**PROBLEM REQUIREMENTS:** Write out all entries word for word.
[START OF DATASET EXTRACT]
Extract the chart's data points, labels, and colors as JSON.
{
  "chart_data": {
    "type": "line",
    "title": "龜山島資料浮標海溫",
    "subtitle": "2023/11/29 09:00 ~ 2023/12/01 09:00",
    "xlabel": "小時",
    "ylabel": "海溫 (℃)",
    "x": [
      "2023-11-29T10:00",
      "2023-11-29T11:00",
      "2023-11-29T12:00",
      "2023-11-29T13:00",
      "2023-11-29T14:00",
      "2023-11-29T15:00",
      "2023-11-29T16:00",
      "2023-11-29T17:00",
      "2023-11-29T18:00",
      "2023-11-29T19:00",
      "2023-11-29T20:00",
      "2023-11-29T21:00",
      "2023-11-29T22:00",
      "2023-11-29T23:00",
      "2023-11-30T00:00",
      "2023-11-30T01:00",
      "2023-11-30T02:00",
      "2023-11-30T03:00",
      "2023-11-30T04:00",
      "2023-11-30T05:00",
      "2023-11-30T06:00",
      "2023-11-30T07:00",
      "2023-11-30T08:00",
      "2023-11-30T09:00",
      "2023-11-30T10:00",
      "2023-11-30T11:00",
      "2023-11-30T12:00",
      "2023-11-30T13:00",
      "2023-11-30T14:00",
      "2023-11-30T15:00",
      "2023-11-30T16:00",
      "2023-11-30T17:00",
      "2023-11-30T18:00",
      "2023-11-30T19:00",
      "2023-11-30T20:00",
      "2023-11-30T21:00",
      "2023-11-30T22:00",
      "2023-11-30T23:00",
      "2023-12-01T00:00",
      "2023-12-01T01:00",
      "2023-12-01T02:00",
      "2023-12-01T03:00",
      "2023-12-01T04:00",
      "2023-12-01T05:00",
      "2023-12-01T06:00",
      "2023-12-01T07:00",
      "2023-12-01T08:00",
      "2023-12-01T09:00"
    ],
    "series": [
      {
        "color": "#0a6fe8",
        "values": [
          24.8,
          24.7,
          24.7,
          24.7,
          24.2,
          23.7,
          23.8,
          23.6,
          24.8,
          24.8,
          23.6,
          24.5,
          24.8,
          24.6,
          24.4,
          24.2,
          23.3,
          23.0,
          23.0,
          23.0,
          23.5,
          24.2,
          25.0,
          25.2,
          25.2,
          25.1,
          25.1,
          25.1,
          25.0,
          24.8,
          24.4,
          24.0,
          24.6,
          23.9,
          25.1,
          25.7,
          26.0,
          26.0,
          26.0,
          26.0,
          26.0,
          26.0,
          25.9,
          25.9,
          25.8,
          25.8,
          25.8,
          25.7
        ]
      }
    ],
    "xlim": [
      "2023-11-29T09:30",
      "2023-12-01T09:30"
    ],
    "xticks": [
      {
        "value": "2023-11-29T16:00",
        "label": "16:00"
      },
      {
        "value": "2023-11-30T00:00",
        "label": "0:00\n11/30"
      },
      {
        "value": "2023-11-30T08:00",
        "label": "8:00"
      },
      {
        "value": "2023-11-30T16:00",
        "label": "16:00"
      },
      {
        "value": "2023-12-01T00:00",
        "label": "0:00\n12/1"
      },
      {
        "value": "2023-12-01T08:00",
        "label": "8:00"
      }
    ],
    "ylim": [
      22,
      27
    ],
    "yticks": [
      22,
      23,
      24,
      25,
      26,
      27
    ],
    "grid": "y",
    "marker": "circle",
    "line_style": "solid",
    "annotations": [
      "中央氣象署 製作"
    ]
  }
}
[END OF DATASET EXTRACT]
**EXERCISE OUTPUT:**
Extract the chart's data points, labels, and colors as JSON.
{
  "chart_data": {
    "type": "line",
    "title": "龜山島資料浮標海溫",
    "subtitle": "2023/11/29 09:00 ~ 2023/12/01 09:00",
    "xlabel": "小時",
    "ylabel": "海溫 (℃)",
    "x": [
      "2023-11-29T10:00",
      "2023-11-29T11:00",
      "2023-11-29T12:00",
      "2023-11-29T13:00",
      "2023-11-29T14:00",
      "2023-11-29T15:00",
      "2023-11-29T16:00",
      "2023-11-29T17:00",
      "2023-11-29T18:00",
      "2023-11-29T19:00",
      "2023-11-29T20:00",
      "2023-11-29T21:00",
      "2023-11-29T22:00",
      "2023-11-29T23:00",
      "2023-11-30T00:00",
      "2023-11-30T01:00",
      "2023-11-30T02:00",
      "2023-11-30T03:00",
      "2023-11-30T04:00",
      "2023-11-30T05:00",
      "2023-11-30T06:00",
      "2023-11-30T07:00",
      "2023-11-30T08:00",
      "2023-11-30T09:00",
      "2023-11-30T10:00",
      "2023-11-30T11:00",
      "2023-11-30T12:00",
      "2023-11-30T13:00",
      "2023-11-30T14:00",
      "2023-11-30T15:00",
      "2023-11-30T16:00",
      "2023-11-30T17:00",
      "2023-11-30T18:00",
      "2023-11-30T19:00",
      "2023-11-30T20:00",
      "2023-11-30T21:00",
      "2023-11-30T22:00",
      "2023-11-30T23:00",
      "2023-12-01T00:00",
      "2023-12-01T01:00",
      "2023-12-01T02:00",
      "2023-12-01T03:00",
      "2023-12-01T04:00",
      "2023-12-01T05:00",
      "2023-12-01T06:00",
      "2023-12-01T07:00",
      "2023-12-01T08:00",
      "2023-12-01T09:00"
    ],
    "series": [
      {
        "color": "#0a6fe8",
        "values": [
          24.8,
          24.7,
          24.7,
          24.7,
          24.2,
          23.7,
          23.8,
          23.6,
          24.8,
          24.8,
          23.6,
          24.5,
          24.8,
          24.6,
          24.4,
          24.2,
          23.3,
          23.0,
          23.0,
          23.0,
          23.5,
          24.2,
          25.0,
          25.2,
          25.2,
          25.1,
          25.1,
          25.1,
          25.0,
          24.8,
          24.4,
          24.0,
          24.6,
          23.9,
          25.1,
          25.7,
          26.0,
          26.0,
          26.0,
          26.0,
          26.0,
          26.0,
          25.9,
          25.9,
          25.8,
          25.8,
          25.8,
          25.7
        ]
      }
    ],
    "xlim": [
      "2023-11-29T09:30",
      "2023-12-01T09:30"
    ],
    "xticks": [
      {
        "value": "2023-11-29T16:00",
        "label": "16:00"
      },
      {
        "value": "2023-11-30T00:00",
        "label": "0:00\n11/30"
      },
      {
        "value": "2023-11-30T08:00",
        "label": "8:00"
      },
      {
        "value": "2023-11-30T16:00",
        "label": "16:00"
      },
      {
        "value": "2023-12-01T00:00",
        "label": "0:00\n12/1"
      },
      {
        "value": "2023-12-01T08:00",
        "label": "8:00"
      }
    ],
    "ylim": [
      22,
      27
    ],
    "yticks": [
      22,
      23,
      24,
      25,
      26,
      27
    ],
    "grid": "y",
    "marker": "circle",
    "line_style": "solid",
    "annotations": [
      "中央氣象署 製作"
    ]
  }
}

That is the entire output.